Your goal —
Leaving out the pictures, retype all the material exactly.
============
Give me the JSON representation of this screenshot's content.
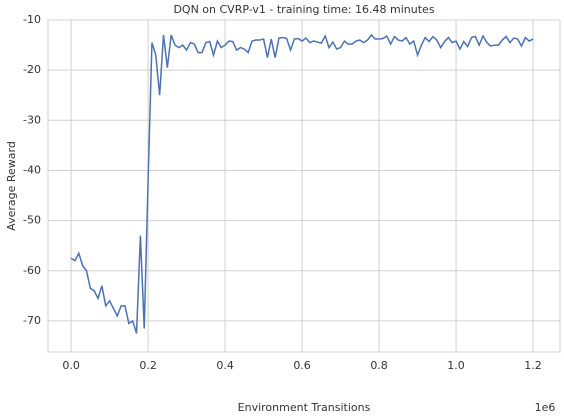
{
  "chart_data": {
    "type": "line",
    "title": "DQN on CVRP-v1 - training time: 16.48 minutes",
    "x_label": "Environment Transitions",
    "x_offset_label": "1e6",
    "y_label": "Average Reward",
    "grid": true,
    "xlim": [
      -60000,
      1270000
    ],
    "xticks": [
      {
        "value": 0,
        "label": "0.0"
      },
      {
        "value": 200000,
        "label": "0.2"
      },
      {
        "value": 400000,
        "label": "0.4"
      },
      {
        "value": 600000,
        "label": "0.6"
      },
      {
        "value": 800000,
        "label": "0.8"
      },
      {
        "value": 1000000,
        "label": "1.0"
      },
      {
        "value": 1200000,
        "label": "1.2"
      }
    ],
    "ylim": [
      -76.2,
      -10
    ],
    "yticks": [
      -70,
      -60,
      -50,
      -40,
      -30,
      -20,
      -10
    ],
    "x": [
      0,
      10000,
      20000,
      30000,
      40000,
      50000,
      60000,
      70000,
      80000,
      90000,
      100000,
      110000,
      120000,
      130000,
      140000,
      150000,
      160000,
      170000,
      180000,
      190000,
      200000,
      210000,
      220000,
      230000,
      240000,
      250000,
      260000,
      270000,
      280000,
      290000,
      300000,
      310000,
      320000,
      330000,
      340000,
      350000,
      360000,
      370000,
      380000,
      390000,
      400000,
      410000,
      420000,
      430000,
      440000,
      450000,
      460000,
      470000,
      480000,
      490000,
      500000,
      510000,
      520000,
      530000,
      540000,
      550000,
      560000,
      570000,
      580000,
      590000,
      600000,
      610000,
      620000,
      630000,
      640000,
      650000,
      660000,
      670000,
      680000,
      690000,
      700000,
      710000,
      720000,
      730000,
      740000,
      750000,
      760000,
      770000,
      780000,
      790000,
      800000,
      810000,
      820000,
      830000,
      840000,
      850000,
      860000,
      870000,
      880000,
      890000,
      900000,
      910000,
      920000,
      930000,
      940000,
      950000,
      960000,
      970000,
      980000,
      990000,
      1000000,
      1010000,
      1020000,
      1030000,
      1040000,
      1050000,
      1060000,
      1070000,
      1080000,
      1090000,
      1100000,
      1110000,
      1120000,
      1130000,
      1140000,
      1150000,
      1160000,
      1170000,
      1180000,
      1190000,
      1200000
    ],
    "series": [
      {
        "color": "#4c72b0",
        "values": [
          -57.5,
          -58,
          -56.5,
          -59,
          -60,
          -63.5,
          -64,
          -65.5,
          -63,
          -67,
          -66,
          -67.5,
          -69,
          -67,
          -67,
          -70.5,
          -70,
          -72.5,
          -53,
          -71.5,
          -42,
          -14.5,
          -17,
          -25,
          -13,
          -19.5,
          -13,
          -15,
          -15.5,
          -15,
          -16,
          -14.5,
          -14.8,
          -16.5,
          -16.5,
          -14.5,
          -14.3,
          -17,
          -14.2,
          -15.5,
          -15,
          -14.2,
          -14.3,
          -16,
          -15.5,
          -15.8,
          -16.5,
          -14.2,
          -14,
          -14,
          -13.8,
          -17.5,
          -13.8,
          -17.5,
          -13.6,
          -13.5,
          -13.7,
          -16,
          -13.8,
          -13.7,
          -14.2,
          -13.6,
          -14.5,
          -14.2,
          -14.4,
          -14.6,
          -13.2,
          -15.5,
          -14.4,
          -15.8,
          -15.5,
          -14.2,
          -14.8,
          -14.8,
          -14.2,
          -14,
          -14.5,
          -14,
          -13,
          -13.8,
          -13.8,
          -13.7,
          -13.2,
          -14.8,
          -13.3,
          -14,
          -14.2,
          -13.5,
          -14.8,
          -14.2,
          -17,
          -15,
          -13.5,
          -14.3,
          -13.3,
          -14,
          -15.5,
          -14.3,
          -13.5,
          -14.5,
          -14.2,
          -15.8,
          -14.3,
          -15.3,
          -13.5,
          -13.3,
          -15,
          -13.2,
          -14.5,
          -15.2,
          -15,
          -15,
          -14,
          -13.3,
          -14.5,
          -13.6,
          -13.8,
          -15.2,
          -13.5,
          -14.2,
          -13.8
        ]
      }
    ]
  }
}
============
Solved exercise —
Give me the JSON representation of this screenshot's content.
{
  "chart_data": {
    "type": "line",
    "title": "DQN on CVRP-v1 - training time: 16.48 minutes",
    "x_label": "Environment Transitions",
    "x_offset_label": "1e6",
    "y_label": "Average Reward",
    "grid": true,
    "xlim": [
      -60000,
      1270000
    ],
    "xticks": [
      {
        "value": 0,
        "label": "0.0"
      },
      {
        "value": 200000,
        "label": "0.2"
      },
      {
        "value": 400000,
        "label": "0.4"
      },
      {
        "value": 600000,
        "label": "0.6"
      },
      {
        "value": 800000,
        "label": "0.8"
      },
      {
        "value": 1000000,
        "label": "1.0"
      },
      {
        "value": 1200000,
        "label": "1.2"
      }
    ],
    "ylim": [
      -76.2,
      -10
    ],
    "yticks": [
      -70,
      -60,
      -50,
      -40,
      -30,
      -20,
      -10
    ],
    "x": [
      0,
      10000,
      20000,
      30000,
      40000,
      50000,
      60000,
      70000,
      80000,
      90000,
      100000,
      110000,
      120000,
      130000,
      140000,
      150000,
      160000,
      170000,
      180000,
      190000,
      200000,
      210000,
      220000,
      230000,
      240000,
      250000,
      260000,
      270000,
      280000,
      290000,
      300000,
      310000,
      320000,
      330000,
      340000,
      350000,
      360000,
      370000,
      380000,
      390000,
      400000,
      410000,
      420000,
      430000,
      440000,
      450000,
      460000,
      470000,
      480000,
      490000,
      500000,
      510000,
      520000,
      530000,
      540000,
      550000,
      560000,
      570000,
      580000,
      590000,
      600000,
      610000,
      620000,
      630000,
      640000,
      650000,
      660000,
      670000,
      680000,
      690000,
      700000,
      710000,
      720000,
      730000,
      740000,
      750000,
      760000,
      770000,
      780000,
      790000,
      800000,
      810000,
      820000,
      830000,
      840000,
      850000,
      860000,
      870000,
      880000,
      890000,
      900000,
      910000,
      920000,
      930000,
      940000,
      950000,
      960000,
      970000,
      980000,
      990000,
      1000000,
      1010000,
      1020000,
      1030000,
      1040000,
      1050000,
      1060000,
      1070000,
      1080000,
      1090000,
      1100000,
      1110000,
      1120000,
      1130000,
      1140000,
      1150000,
      1160000,
      1170000,
      1180000,
      1190000,
      1200000
    ],
    "series": [
      {
        "color": "#4c72b0",
        "values": [
          -57.5,
          -58,
          -56.5,
          -59,
          -60,
          -63.5,
          -64,
          -65.5,
          -63,
          -67,
          -66,
          -67.5,
          -69,
          -67,
          -67,
          -70.5,
          -70,
          -72.5,
          -53,
          -71.5,
          -42,
          -14.5,
          -17,
          -25,
          -13,
          -19.5,
          -13,
          -15,
          -15.5,
          -15,
          -16,
          -14.5,
          -14.8,
          -16.5,
          -16.5,
          -14.5,
          -14.3,
          -17,
          -14.2,
          -15.5,
          -15,
          -14.2,
          -14.3,
          -16,
          -15.5,
          -15.8,
          -16.5,
          -14.2,
          -14,
          -14,
          -13.8,
          -17.5,
          -13.8,
          -17.5,
          -13.6,
          -13.5,
          -13.7,
          -16,
          -13.8,
          -13.7,
          -14.2,
          -13.6,
          -14.5,
          -14.2,
          -14.4,
          -14.6,
          -13.2,
          -15.5,
          -14.4,
          -15.8,
          -15.5,
          -14.2,
          -14.8,
          -14.8,
          -14.2,
          -14,
          -14.5,
          -14,
          -13,
          -13.8,
          -13.8,
          -13.7,
          -13.2,
          -14.8,
          -13.3,
          -14,
          -14.2,
          -13.5,
          -14.8,
          -14.2,
          -17,
          -15,
          -13.5,
          -14.3,
          -13.3,
          -14,
          -15.5,
          -14.3,
          -13.5,
          -14.5,
          -14.2,
          -15.8,
          -14.3,
          -15.3,
          -13.5,
          -13.3,
          -15,
          -13.2,
          -14.5,
          -15.2,
          -15,
          -15,
          -14,
          -13.3,
          -14.5,
          -13.6,
          -13.8,
          -15.2,
          -13.5,
          -14.2,
          -13.8
        ]
      }
    ]
  }
}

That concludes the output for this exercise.